▶ _Texto de la página_
____________________

Omar expresó un sentimiento similar en una entrevista con Axios en HBO el 27 de octubre, admitiendo abiertamente que ella espera que Biden se deshaga de su capa moderada y se mueva a la izquierda.
“Un presidente tiene tanto éxito como su colaboración con el Congreso”, dijo. “Y tendremos una cohorte de progresistas que son muy claros en sus objetivos de querer la implementación de Medicare para todos y un Green New Deal y aumentar el salario mínimo y no permitir el fracking”.
Tampoco se anduvo con rodeos en cuanto a su creencia de que todos los puestos del gabinete de Biden debían ser ocupados por progresistas, al tiempo que le recordaba, no tan veladamente, que sólo había sido seleccionado para dirigir el partido con el fin de promover y aplicar políticas progresistas.
Ocasio-Cortez, una ardiente representante de Sanders, ha sido igual de sincera acerca de sus objetivos. En una entrevista con Jake Tapper de la CNN el 25 de octubre, explicó por qué cree que es “críticamente importante” que Biden nombre progresistas en su gabinete.
“Se trata de asegurarnos de que no sólo vamos a volver a como estaban las cosas y rebobinar la cinta antes de la administración de Trump, sino que se trata de asegurarnos de cómo vamos a no sólo recuperar el tiempo perdido, sino saltar al futuro y asegurarnos realmente de que estamos haciendo las inversiones y las decisiones políticas que crearán una sociedad americana avanzada. Y francamente, los nombramientos conservadores no nos llevarán allí”.
Por “conservador” se refería a los demócratas como Biden, por supuesto, no a los republicanos.
Más reveladora fue su declaración sobre por qué jóvenes con una “mentalidad activista muy disciplinada” apoyaron a Biden.

____________________

▶ _Información mostrada_
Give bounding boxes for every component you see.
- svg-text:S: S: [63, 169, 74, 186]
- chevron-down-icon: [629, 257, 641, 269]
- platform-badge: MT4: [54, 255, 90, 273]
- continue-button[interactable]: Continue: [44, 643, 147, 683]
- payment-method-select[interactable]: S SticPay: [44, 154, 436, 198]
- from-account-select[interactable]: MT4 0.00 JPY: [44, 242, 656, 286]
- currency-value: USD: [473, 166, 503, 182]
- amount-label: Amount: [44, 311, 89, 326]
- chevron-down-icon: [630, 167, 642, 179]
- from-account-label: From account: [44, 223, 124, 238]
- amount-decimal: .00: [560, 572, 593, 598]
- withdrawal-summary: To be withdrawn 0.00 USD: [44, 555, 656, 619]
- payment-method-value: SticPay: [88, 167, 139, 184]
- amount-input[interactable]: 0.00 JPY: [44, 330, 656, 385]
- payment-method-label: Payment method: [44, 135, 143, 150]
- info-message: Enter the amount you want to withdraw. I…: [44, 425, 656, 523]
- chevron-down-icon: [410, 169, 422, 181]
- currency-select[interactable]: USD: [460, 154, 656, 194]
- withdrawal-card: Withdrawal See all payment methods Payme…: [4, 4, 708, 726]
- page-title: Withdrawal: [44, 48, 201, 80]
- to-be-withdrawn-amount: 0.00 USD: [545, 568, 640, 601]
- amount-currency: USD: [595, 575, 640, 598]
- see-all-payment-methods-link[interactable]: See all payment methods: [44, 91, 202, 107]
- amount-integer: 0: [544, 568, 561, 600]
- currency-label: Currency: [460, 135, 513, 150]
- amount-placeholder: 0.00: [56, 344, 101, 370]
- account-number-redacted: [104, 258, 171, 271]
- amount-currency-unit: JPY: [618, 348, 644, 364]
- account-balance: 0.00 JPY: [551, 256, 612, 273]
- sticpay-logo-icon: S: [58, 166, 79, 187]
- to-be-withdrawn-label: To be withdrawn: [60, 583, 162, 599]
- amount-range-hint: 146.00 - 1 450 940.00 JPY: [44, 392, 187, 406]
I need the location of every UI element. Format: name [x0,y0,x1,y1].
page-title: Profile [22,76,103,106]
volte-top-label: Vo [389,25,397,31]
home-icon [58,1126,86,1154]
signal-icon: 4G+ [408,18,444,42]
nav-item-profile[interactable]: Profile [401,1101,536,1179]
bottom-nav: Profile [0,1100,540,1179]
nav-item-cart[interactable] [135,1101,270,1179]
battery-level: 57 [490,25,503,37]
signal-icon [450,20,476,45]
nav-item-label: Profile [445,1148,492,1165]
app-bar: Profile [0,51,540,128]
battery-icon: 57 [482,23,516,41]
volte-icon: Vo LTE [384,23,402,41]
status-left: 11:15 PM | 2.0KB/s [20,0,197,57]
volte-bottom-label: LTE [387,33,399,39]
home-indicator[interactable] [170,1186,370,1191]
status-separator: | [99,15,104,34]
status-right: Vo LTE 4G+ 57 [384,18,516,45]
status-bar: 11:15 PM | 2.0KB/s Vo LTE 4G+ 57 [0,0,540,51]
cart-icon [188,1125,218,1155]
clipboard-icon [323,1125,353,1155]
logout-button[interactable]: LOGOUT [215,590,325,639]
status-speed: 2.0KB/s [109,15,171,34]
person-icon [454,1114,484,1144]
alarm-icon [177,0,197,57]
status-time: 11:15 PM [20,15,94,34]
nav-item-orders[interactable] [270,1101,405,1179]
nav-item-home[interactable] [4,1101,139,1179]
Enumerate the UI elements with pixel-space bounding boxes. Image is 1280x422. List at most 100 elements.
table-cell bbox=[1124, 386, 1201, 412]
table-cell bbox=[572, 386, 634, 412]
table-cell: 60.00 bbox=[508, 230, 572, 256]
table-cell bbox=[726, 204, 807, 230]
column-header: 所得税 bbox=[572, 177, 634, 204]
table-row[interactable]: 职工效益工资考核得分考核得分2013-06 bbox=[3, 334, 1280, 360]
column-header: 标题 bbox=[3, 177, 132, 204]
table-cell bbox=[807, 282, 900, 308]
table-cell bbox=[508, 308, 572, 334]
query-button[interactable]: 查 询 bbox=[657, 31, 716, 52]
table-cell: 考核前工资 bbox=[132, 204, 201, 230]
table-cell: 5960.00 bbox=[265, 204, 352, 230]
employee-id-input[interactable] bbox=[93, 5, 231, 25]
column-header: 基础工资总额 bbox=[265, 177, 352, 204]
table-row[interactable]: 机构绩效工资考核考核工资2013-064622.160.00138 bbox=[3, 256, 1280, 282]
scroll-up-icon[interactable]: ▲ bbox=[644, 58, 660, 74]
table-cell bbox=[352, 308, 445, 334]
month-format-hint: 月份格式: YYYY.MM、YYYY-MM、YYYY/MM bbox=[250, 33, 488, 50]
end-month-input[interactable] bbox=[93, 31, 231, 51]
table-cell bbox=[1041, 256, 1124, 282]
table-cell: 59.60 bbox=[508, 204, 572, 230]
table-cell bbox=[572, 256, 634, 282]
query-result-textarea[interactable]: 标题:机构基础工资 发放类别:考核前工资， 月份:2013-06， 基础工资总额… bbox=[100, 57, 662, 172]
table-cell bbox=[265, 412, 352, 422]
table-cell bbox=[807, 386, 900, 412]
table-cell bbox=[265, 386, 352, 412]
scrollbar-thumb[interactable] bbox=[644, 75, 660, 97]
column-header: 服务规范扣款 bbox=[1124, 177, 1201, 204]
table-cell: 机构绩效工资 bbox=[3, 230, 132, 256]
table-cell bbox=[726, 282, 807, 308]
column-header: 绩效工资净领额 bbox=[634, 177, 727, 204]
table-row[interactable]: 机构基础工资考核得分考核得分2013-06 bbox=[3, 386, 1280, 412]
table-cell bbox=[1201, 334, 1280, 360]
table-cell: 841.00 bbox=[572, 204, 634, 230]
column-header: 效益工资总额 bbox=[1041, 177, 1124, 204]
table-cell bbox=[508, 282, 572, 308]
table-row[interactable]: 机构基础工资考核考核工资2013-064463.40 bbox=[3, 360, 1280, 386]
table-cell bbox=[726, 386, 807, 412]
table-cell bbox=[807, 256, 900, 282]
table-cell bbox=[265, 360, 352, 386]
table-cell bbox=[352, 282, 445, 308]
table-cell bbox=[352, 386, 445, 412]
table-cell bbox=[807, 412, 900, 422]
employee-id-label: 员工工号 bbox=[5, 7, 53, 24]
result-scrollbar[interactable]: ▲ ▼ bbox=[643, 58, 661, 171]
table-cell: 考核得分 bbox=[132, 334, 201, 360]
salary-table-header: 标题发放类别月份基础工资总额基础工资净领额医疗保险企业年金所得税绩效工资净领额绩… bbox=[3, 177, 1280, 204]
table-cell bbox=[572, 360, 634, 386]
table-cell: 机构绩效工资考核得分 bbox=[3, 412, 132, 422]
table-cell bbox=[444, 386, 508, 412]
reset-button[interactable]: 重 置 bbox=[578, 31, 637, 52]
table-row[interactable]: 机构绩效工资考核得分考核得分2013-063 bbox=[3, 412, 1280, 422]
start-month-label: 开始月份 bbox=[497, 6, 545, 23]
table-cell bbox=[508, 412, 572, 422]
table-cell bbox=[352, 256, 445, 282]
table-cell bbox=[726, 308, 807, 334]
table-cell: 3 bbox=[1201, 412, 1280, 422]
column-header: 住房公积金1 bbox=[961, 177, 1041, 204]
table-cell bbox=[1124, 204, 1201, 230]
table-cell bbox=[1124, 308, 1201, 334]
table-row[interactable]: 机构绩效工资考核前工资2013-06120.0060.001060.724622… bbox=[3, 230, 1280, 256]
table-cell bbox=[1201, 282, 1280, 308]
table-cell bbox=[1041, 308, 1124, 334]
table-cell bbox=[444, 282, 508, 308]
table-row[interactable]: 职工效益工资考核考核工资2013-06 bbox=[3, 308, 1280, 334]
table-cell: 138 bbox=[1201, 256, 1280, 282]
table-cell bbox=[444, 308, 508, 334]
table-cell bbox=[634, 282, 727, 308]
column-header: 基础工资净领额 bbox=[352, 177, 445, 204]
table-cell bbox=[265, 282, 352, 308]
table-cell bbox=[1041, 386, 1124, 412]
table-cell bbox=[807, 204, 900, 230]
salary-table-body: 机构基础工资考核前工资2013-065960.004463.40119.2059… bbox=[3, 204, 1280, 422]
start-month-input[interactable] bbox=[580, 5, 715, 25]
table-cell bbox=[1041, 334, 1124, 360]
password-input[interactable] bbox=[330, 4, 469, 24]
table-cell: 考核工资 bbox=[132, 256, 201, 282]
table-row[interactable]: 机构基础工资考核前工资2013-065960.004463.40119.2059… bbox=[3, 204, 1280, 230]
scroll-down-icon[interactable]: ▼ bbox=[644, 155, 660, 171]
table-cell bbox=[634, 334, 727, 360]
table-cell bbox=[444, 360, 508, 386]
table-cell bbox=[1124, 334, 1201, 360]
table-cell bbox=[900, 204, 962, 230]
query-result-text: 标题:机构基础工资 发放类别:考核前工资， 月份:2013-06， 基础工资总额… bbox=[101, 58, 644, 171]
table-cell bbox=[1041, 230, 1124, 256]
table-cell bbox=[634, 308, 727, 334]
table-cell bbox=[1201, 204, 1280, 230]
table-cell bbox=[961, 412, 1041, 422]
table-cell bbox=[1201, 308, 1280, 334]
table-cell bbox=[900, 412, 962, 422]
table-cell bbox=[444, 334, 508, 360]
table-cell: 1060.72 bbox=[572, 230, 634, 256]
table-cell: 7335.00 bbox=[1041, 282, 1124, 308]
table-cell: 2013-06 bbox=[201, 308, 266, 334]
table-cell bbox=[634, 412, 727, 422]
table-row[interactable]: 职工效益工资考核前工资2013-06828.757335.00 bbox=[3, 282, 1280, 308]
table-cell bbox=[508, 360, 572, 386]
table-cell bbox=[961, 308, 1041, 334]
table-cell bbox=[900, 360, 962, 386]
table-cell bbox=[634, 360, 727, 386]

____________________

▶ _Orden de trabajo_
Prolongue el texto sobre las presiones progresistas a Biden a partir de su última oración. Los datos constituyen un material independiente del texto.

▶ _Resultado a continuación_
“No están aquí con la intención de votar por su persona favorita o de votar por, ya sabes, alguien que ellos creen que es perfecto como presidente”, dijo. “Quieren votar por quien van a cabildear, [alguien] receptivo a su defensa, activismo y protestas, francamente”.
Luego está Tlaib, que considera que la candidatura de Biden-Kamala Harris es un medio para un fin, no el objetivo final.
En una entrevista con Middle East Eye el 30 de octubre, la hija de los inmigrantes palestinos dijo: “Necesito una administración que pueda pasar por la puerta y decir la verdad sobre la opresión del pueblo palestino y la violencia hacia el pueblo palestino”.
Tlaib – quien, como Omar, Ocasio-Cortez y Sanders, es hostil a Israel – dijo a la revista en línea que ella había informado a Biden de su intención de impulsar políticas progresistas “con un sentido de urgencia”.
Los judíos liberales son tontos al apoyar un partido con radicales tan orgullosos en sus filas, especialmente cuando la alternativa es la administración más pro-israelí en la historia de EE.UU., y un presidente haciendo la paz en Oriente Medio ante sus propios ojos. Al menos los únicos israelíes que apoyan a Biden son ellos mismos de la extrema izquierda. El resto están lamentando la probable salida de Trump.
Subrayar el supuesto récord estelar de Biden sobre Israel, también, es ridículo. En primer lugar, quiere que América vuelva al peligroso acuerdo nuclear con Irán.
Esto pondría en peligro los Acuerdos de Abraham negociados por Trump que los Emiratos Árabes Unidos y Bahréin firmaron con Israel; sacudiría la resolución de Sudán de normalizar las relaciones con el Estado judío; y bloquearía varios otros acuerdos en ciernes en la región basados en una postura unificada contra el régimen dirigido por los mulás en Teherán.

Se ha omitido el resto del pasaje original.